## DIRECTION
Reproduce each record exactly.

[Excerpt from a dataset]
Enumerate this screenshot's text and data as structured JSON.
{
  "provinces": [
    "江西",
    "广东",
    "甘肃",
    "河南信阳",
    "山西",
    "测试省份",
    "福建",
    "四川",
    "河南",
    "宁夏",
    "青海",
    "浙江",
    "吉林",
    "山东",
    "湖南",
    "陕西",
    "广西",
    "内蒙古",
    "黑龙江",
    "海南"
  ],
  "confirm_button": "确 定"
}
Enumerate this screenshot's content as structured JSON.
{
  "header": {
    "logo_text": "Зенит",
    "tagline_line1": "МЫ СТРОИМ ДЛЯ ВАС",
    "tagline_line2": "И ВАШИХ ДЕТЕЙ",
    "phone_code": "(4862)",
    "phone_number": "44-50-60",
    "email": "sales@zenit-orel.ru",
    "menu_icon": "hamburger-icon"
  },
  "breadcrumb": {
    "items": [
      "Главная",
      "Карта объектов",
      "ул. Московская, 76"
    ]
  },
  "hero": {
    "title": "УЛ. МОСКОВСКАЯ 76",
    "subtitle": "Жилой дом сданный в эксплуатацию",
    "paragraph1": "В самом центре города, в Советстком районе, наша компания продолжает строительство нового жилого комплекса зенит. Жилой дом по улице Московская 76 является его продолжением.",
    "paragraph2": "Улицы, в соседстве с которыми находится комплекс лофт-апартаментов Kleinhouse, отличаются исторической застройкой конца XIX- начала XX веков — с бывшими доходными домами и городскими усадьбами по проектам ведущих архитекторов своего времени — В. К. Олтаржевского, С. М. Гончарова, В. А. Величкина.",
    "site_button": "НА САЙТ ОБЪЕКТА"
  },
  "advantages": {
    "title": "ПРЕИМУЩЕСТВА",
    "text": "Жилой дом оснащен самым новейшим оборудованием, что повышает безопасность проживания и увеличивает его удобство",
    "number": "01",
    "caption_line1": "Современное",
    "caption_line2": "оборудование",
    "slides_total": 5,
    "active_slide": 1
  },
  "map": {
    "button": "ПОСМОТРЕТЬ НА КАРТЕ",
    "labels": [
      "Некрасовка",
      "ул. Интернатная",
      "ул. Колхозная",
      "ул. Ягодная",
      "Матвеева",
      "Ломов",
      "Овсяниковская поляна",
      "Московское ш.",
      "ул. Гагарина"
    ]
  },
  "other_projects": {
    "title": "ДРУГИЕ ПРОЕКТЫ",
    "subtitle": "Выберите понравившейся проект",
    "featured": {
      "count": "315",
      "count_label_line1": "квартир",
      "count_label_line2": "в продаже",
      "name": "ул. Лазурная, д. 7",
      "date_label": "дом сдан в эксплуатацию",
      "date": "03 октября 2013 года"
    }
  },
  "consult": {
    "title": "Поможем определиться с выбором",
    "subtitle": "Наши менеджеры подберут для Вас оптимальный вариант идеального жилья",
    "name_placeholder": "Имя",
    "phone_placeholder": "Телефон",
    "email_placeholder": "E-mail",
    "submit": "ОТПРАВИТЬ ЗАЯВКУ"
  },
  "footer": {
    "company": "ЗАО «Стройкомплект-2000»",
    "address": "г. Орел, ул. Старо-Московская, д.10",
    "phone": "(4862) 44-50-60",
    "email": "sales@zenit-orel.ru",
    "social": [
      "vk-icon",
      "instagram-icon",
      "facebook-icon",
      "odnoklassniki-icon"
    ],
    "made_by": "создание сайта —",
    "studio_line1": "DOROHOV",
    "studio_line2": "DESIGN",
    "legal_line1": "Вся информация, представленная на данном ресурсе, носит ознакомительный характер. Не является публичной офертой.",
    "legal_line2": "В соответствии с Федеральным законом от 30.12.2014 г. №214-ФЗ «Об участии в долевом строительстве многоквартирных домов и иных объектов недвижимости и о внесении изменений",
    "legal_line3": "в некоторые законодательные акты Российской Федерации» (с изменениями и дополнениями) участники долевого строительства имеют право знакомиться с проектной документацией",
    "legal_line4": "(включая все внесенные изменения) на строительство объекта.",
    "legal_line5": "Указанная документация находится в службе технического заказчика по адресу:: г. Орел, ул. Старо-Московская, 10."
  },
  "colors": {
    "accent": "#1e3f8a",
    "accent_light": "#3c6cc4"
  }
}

## EXERCISE SOLUTION
Enumerate this screenshot's text and data as structured JSON.
{
  "provinces": [
    "江西",
    "广东",
    "甘肃",
    "河南信阳",
    "山西",
    "测试省份",
    "福建",
    "四川",
    "河南",
    "宁夏",
    "青海",
    "浙江",
    "吉林",
    "山东",
    "湖南",
    "陕西",
    "广西",
    "内蒙古",
    "黑龙江",
    "海南"
  ],
  "confirm_button": "确 定"
}
Enumerate this screenshot's content as structured JSON.
{
  "header": {
    "logo_text": "Зенит",
    "tagline_line1": "МЫ СТРОИМ ДЛЯ ВАС",
    "tagline_line2": "И ВАШИХ ДЕТЕЙ",
    "phone_code": "(4862)",
    "phone_number": "44-50-60",
    "email": "sales@zenit-orel.ru",
    "menu_icon": "hamburger-icon"
  },
  "breadcrumb": {
    "items": [
      "Главная",
      "Карта объектов",
      "ул. Московская, 76"
    ]
  },
  "hero": {
    "title": "УЛ. МОСКОВСКАЯ 76",
    "subtitle": "Жилой дом сданный в эксплуатацию",
    "paragraph1": "В самом центре города, в Советстком районе, наша компания продолжает строительство нового жилого комплекса зенит. Жилой дом по улице Московская 76 является его продолжением.",
    "paragraph2": "Улицы, в соседстве с которыми находится комплекс лофт-апартаментов Kleinhouse, отличаются исторической застройкой конца XIX- начала XX веков — с бывшими доходными домами и городскими усадьбами по проектам ведущих архитекторов своего времени — В. К. Олтаржевского, С. М. Гончарова, В. А. Величкина.",
    "site_button": "НА САЙТ ОБЪЕКТА"
  },
  "advantages": {
    "title": "ПРЕИМУЩЕСТВА",
    "text": "Жилой дом оснащен самым новейшим оборудованием, что повышает безопасность проживания и увеличивает его удобство",
    "number": "01",
    "caption_line1": "Современное",
    "caption_line2": "оборудование",
    "slides_total": 5,
    "active_slide": 1
  },
  "map": {
    "button": "ПОСМОТРЕТЬ НА КАРТЕ",
    "labels": [
      "Некрасовка",
      "ул. Интернатная",
      "ул. Колхозная",
      "ул. Ягодная",
      "Матвеева",
      "Ломов",
      "Овсяниковская поляна",
      "Московское ш.",
      "ул. Гагарина"
    ]
  },
  "other_projects": {
    "title": "ДРУГИЕ ПРОЕКТЫ",
    "subtitle": "Выберите понравившейся проект",
    "featured": {
      "count": "315",
      "count_label_line1": "квартир",
      "count_label_line2": "в продаже",
      "name": "ул. Лазурная, д. 7",
      "date_label": "дом сдан в эксплуатацию",
      "date": "03 октября 2013 года"
    }
  },
  "consult": {
    "title": "Поможем определиться с выбором",
    "subtitle": "Наши менеджеры подберут для Вас оптимальный вариант идеального жилья",
    "name_placeholder": "Имя",
    "phone_placeholder": "Телефон",
    "email_placeholder": "E-mail",
    "submit": "ОТПРАВИТЬ ЗАЯВКУ"
  },
  "footer": {
    "company": "ЗАО «Стройкомплект-2000»",
    "address": "г. Орел, ул. Старо-Московская, д.10",
    "phone": "(4862) 44-50-60",
    "email": "sales@zenit-orel.ru",
    "social": [
      "vk-icon",
      "instagram-icon",
      "facebook-icon",
      "odnoklassniki-icon"
    ],
    "made_by": "создание сайта —",
    "studio_line1": "DOROHOV",
    "studio_line2": "DESIGN",
    "legal_line1": "Вся информация, представленная на данном ресурсе, носит ознакомительный характер. Не является публичной офертой.",
    "legal_line2": "В соответствии с Федеральным законом от 30.12.2014 г. №214-ФЗ «Об участии в долевом строительстве многоквартирных домов и иных объектов недвижимости и о внесении изменений",
    "legal_line3": "в некоторые законодательные акты Российской Федерации» (с изменениями и дополнениями) участники долевого строительства имеют право знакомиться с проектной документацией",
    "legal_line4": "(включая все внесенные изменения) на строительство объекта.",
    "legal_line5": "Указанная документация находится в службе технического заказчика по адресу:: г. Орел, ул. Старо-Московская, 10."
  },
  "colors": {
    "accent": "#1e3f8a",
    "accent_light": "#3c6cc4"
  }
}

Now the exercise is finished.